PROBLEM REQUIREMENTS:
Check each line of the data below for the word "Rain", then extract the ones that have it.

[Data entries for graphics]
--- Begin ---
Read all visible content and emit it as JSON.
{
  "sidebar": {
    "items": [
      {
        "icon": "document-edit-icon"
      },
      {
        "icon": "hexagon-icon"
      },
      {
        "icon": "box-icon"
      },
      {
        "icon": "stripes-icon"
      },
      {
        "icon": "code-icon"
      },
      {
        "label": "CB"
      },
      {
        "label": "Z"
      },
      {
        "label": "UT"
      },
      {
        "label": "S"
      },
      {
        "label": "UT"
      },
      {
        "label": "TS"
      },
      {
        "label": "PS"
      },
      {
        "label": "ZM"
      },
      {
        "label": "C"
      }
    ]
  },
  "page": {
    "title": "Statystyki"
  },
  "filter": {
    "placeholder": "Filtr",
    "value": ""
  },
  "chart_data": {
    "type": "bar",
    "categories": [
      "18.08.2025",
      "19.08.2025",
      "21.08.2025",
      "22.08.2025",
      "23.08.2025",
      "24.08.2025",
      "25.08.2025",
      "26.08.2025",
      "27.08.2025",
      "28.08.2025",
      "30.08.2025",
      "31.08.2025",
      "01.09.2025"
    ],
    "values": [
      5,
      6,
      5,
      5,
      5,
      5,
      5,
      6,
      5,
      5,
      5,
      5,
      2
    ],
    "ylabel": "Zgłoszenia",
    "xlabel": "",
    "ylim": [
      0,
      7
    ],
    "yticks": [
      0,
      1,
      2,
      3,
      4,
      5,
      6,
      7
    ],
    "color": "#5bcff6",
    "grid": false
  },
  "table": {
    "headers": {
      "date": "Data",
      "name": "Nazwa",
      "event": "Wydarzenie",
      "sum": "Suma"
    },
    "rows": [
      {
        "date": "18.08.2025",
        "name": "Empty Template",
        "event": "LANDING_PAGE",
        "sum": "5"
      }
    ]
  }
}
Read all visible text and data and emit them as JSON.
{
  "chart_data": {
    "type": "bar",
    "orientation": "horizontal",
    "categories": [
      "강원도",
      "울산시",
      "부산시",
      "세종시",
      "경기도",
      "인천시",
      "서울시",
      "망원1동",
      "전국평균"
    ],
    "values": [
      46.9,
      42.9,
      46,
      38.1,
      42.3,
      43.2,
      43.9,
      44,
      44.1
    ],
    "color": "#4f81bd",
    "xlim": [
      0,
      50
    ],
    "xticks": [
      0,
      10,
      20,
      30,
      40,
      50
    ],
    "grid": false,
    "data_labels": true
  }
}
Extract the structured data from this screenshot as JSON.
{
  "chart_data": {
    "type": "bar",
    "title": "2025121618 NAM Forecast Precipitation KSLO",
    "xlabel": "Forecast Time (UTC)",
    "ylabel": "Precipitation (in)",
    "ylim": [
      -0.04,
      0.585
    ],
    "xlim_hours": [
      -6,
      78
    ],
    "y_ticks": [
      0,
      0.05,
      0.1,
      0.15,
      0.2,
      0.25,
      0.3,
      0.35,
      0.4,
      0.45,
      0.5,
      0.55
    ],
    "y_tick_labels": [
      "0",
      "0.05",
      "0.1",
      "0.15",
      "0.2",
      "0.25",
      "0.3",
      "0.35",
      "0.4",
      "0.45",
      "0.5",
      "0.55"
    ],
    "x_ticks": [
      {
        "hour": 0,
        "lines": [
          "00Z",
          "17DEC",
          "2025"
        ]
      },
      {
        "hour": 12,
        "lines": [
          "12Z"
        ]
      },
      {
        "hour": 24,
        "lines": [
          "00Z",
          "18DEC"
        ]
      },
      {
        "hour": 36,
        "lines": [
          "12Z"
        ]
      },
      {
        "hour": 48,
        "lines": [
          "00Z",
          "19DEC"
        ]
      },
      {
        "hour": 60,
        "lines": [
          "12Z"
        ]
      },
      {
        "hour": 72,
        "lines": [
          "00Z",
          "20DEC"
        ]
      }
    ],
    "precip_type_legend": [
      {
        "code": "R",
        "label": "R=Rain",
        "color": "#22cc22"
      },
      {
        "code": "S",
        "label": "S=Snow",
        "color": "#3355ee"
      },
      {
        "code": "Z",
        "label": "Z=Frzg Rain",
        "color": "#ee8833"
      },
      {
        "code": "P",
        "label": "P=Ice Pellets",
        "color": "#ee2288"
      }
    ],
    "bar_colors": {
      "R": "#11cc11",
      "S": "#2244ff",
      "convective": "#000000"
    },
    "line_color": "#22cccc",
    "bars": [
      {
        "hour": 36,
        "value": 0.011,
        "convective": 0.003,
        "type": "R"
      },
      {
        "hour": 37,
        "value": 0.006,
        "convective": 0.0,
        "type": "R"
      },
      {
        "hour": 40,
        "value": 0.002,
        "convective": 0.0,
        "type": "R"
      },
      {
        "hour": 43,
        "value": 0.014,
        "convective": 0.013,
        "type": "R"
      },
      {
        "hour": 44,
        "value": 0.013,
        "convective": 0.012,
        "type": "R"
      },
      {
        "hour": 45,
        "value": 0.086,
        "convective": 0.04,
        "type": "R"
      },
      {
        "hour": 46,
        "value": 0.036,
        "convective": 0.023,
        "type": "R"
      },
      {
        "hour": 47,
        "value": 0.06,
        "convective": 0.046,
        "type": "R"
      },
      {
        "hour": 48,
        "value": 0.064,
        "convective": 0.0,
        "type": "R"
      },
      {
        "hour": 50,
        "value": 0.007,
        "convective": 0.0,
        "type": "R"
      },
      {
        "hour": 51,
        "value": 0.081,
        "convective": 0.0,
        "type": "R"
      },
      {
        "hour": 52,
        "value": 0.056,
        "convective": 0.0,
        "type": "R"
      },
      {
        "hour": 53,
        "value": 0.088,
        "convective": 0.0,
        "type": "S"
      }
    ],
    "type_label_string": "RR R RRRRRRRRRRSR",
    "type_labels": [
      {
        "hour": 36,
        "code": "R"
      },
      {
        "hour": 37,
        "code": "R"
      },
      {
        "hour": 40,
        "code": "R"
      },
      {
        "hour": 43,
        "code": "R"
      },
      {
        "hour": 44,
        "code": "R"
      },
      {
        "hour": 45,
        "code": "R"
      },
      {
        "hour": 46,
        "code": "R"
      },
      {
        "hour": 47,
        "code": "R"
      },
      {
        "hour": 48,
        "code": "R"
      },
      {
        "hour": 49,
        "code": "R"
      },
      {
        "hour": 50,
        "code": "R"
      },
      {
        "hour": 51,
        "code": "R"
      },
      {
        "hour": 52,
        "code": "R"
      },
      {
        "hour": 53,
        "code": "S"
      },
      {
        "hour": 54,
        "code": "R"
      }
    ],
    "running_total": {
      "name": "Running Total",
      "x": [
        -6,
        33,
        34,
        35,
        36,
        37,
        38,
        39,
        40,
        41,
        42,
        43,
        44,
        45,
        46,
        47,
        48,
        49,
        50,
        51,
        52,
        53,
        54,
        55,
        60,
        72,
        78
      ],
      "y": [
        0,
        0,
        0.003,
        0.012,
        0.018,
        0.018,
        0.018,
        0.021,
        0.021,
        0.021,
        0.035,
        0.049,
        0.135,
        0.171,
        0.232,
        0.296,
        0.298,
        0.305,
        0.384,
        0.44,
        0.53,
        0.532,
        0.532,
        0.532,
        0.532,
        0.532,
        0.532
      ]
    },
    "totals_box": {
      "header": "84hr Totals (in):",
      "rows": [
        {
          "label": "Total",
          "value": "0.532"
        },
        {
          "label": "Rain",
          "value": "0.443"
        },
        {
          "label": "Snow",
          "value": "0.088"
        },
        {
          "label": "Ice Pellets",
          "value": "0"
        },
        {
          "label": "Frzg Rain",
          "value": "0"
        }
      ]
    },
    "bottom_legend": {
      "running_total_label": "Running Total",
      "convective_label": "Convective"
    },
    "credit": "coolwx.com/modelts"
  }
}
--- End ---
RESPONSE TO THE EXERCISE:
        "label": "R=Rain",
        "label": "Z=Frzg Rain",
          "label": "Rain",
          "label": "Frzg Rain",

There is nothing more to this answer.